Start of AVAILABLE RECORDS

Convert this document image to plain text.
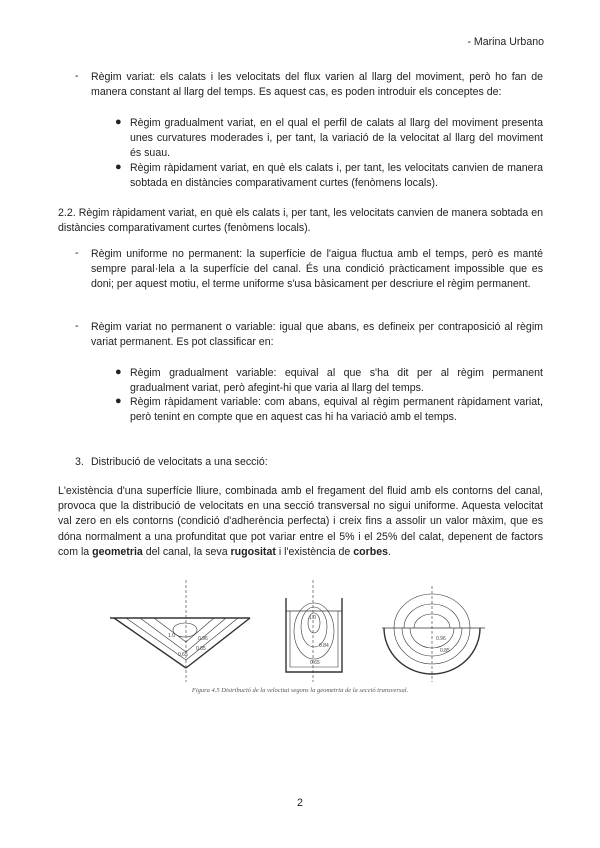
- Marina Urbano
- Règim variat: els calats i les velocitats del flux varien al llarg del moviment, però ho fan de manera constant al llarg del temps. Es aquest cas, es poden introduir els conceptes de:
● Règim gradualment variat, en el qual el perfil de calats al llarg del moviment presenta unes curvatures moderades i, per tant, la variació de la velocitat al llarg del moviment és suau.
● Règim ràpidament variat, en què els calats i, per tant, les velocitats canvien de manera sobtada en distàncies comparativament curtes (fenòmens locals).
2.2. Règim ràpidament variat, en què els calats i, per tant, les velocitats canvien de manera sobtada en distàncies comparativament curtes (fenòmens locals).
- Règim uniforme no permanent: la superfície de l'aigua fluctua amb el temps, però es manté sempre paral·lela a la superfície del canal. És una condició pràcticament impossible que es doni; per aquest motiu, el terme uniforme s'usa bàsicament per descriure el règim permanent.
- Règim variat no permanent o variable: igual que abans, es defineix per contraposició al règim variat permanent. Es pot classificar en:
● Règim gradualment variable: equival al que s'ha dit per al règim permanent gradualment variat, però afegint-hi que varia al llarg del temps.
● Règim ràpidament variable: com abans, equival al règim permanent ràpidament variat, però tenint en compte que en aquest cas hi ha variació amb el temps.
3. Distribució de velocitats a una secció:
L'existència d'una superfície lliure, combinada amb el fregament del fluid amb els contorns del canal, provoca que la distribució de velocitats en una secció transversal no sigui uniforme. Aquesta velocitat val zero en els contorns (condició d'adherència perfecta) i creix fins a assolir un valor màxim, que es dóna normalment a una profunditat que pot variar entre el 5% i el 25% del calat, depenent de factors com la geometria del canal, la seva rugositat i l'existència de corbes.
1.0	0.96
0.85
0.65
1.0
0.84
0.65
0.96
0.85
Figura 4.5 Distribució de la velocitat segons la geometria de la secció transversal.
2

End of AVAILABLE RECORDS

Print all of the records shown above exactly, leaving out each picture.

→ **ANSWER IN FULL**:
Convert this document image to plain text.
- Marina Urbano
- Règim variat: els calats i les velocitats del flux varien al llarg del moviment, però ho fan de manera constant al llarg del temps. Es aquest cas, es poden introduir els conceptes de:
● Règim gradualment variat, en el qual el perfil de calats al llarg del moviment presenta unes curvatures moderades i, per tant, la variació de la velocitat al llarg del moviment és suau.
● Règim ràpidament variat, en què els calats i, per tant, les velocitats canvien de manera sobtada en distàncies comparativament curtes (fenòmens locals).
2.2. Règim ràpidament variat, en què els calats i, per tant, les velocitats canvien de manera sobtada en distàncies comparativament curtes (fenòmens locals).
- Règim uniforme no permanent: la superfície de l'aigua fluctua amb el temps, però es manté sempre paral·lela a la superfície del canal. És una condició pràcticament impossible que es doni; per aquest motiu, el terme uniforme s'usa bàsicament per descriure el règim permanent.
- Règim variat no permanent o variable: igual que abans, es defineix per contraposició al règim variat permanent. Es pot classificar en:
● Règim gradualment variable: equival al que s'ha dit per al règim permanent gradualment variat, però afegint-hi que varia al llarg del temps.
● Règim ràpidament variable: com abans, equival al règim permanent ràpidament variat, però tenint en compte que en aquest cas hi ha variació amb el temps.
3. Distribució de velocitats a una secció:
L'existència d'una superfície lliure, combinada amb el fregament del fluid amb els contorns del canal, provoca que la distribució de velocitats en una secció transversal no sigui uniforme. Aquesta velocitat val zero en els contorns (condició d'adherència perfecta) i creix fins a assolir un valor màxim, que es dóna normalment a una profunditat que pot variar entre el 5% i el 25% del calat, depenent de factors com la geometria del canal, la seva rugositat i l'existència de corbes.
1.0	0.96
0.85
0.65
1.0
0.84
0.65
0.96
0.85
Figura 4.5 Distribució de la velocitat segons la geometria de la secció transversal.
2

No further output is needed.